Source extract:
····················

Fermín Lomba

Personal information
- Full name: Fermín Amadeo Agustín Lomba de la Pedraja
- Date of birth: 7 July 1877
- Place of birth: Marina de Cudeyo, Cantabria, Spain
- Date of death: 20 April 1946 (aged 68)
- Place of death: Madrid, Spain
- Position(s): Defender; midfielder;

Senior career*
- Years: Team / Apps / (Gls)
- 1900: Catalá FC / +4 / (0)
- 1900: Team Roig / 1 / (0)
- 1900–1901: Hispania AC / +8 / (+1)

= Fermín Lomba =

Spanish footballer (1877–1946)

Fermín Amadeo Agustín Lomba de la Pedraja (7 July 1877 – 20 April 1946) was a Spanish footballer who played as a midfielder and forward for Catalá FC and Hispania AC in 1900 and 1901, helping the later club became the first-ever to win an official title in Spanish football, the 1900–01 Copa Macaya, which was the very first football competition played on the Iberian Peninsula.

His older brother José was also a footballer.

==Early life==
Fermín Lomba was born on 7 July 1877 in Marina de Cudeyo, Cantabria, as the child of José Ramón Lomba de los Cuetos (1830–1891) and Amanda de la Pedraja Cuesta (1840–1928). He was the fifth of seven children, including José (1868–1951).

==Football career==
===Catalá FC===
Lomba moved to Barcelona in the late 19th century, to continue his studies. He began to practice football, a sport relatively unknown at the time, at the Velódromo de la Bonanova with some friends and his brother José. He developed a much more attacking game than José, who preferred to use his experience on defense. At some point in late 1899, the Lomba brothers joined the ranks of Català FC, which had just become the first football team formed in Catalonia in October. They might even have belonged to the group of football enthusiasts led by Jaime Vila that formed the club in a meeting held at the Tolosa gym, although this assumption remains unconfirmed.

····················

Data block:
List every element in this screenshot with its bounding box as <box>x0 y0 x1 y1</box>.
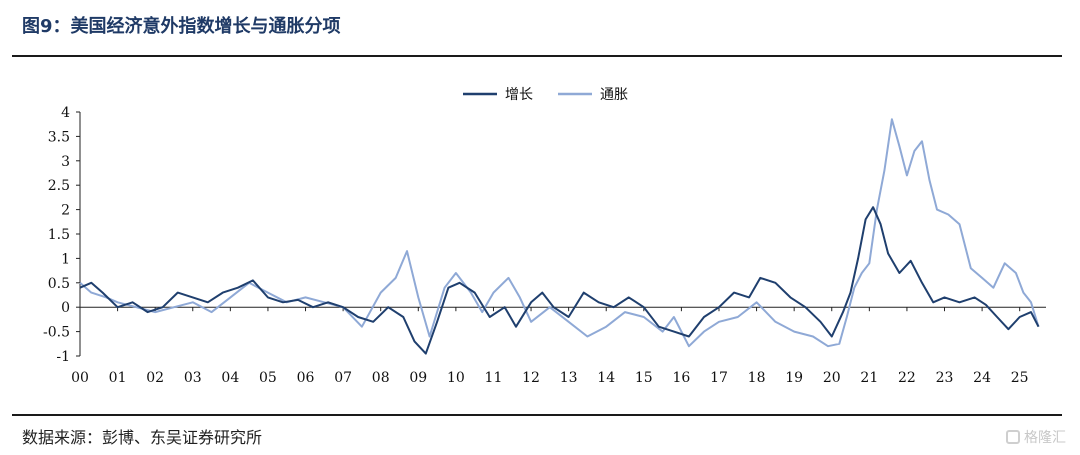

····················

Your tasks:
• 1. Reproduce the passage of the Fermín Lomba biography that begins at the words "Senior career*" and stops after the words "also a footballer.".
• 2. Condense the paragraph of the Fermín Lomba biography beginning "Lomba moved to Barcelona" into a shorter version that retains its main facts.

Task results:
• 1.
Senior career*
- Years: Team / Apps / (Gls)
- 1900: Catalá FC / +4 / (0)
- 1900: Team Roig / 1 / (0)
- 1900–1901: Hispania AC / +8 / (+1)

= Fermín Lomba =

Spanish footballer (1877–1946)

Fermín Amadeo Agustín Lomba de la Pedraja (7 July 1877 – 20 April 1946) was a Spanish footballer who played as a midfielder and forward for Catalá FC and Hispania AC in 1900 and 1901, helping the later club became the first-ever to win an official title in Spanish football, the 1900–01 Copa Macaya, which was the very first football competition played on the Iberian Peninsula.

His older brother José was also a footballer.

• 2. Lomba moved to Barcelona in the late 19th century to continue his studies. There he began playing football, then a relatively unknown sport, at the Velódromo de la Bonanova with friends and his brother José. Lomba played a far more attacking game than José, who preferred defense. In late 1899 the brothers joined Català FC, which had been founded in October as the first football team in Catalonia. They may have been among the enthusiasts led by Jaime Vila who formed the club at the Tolosa gym, but this remains unconfirmed.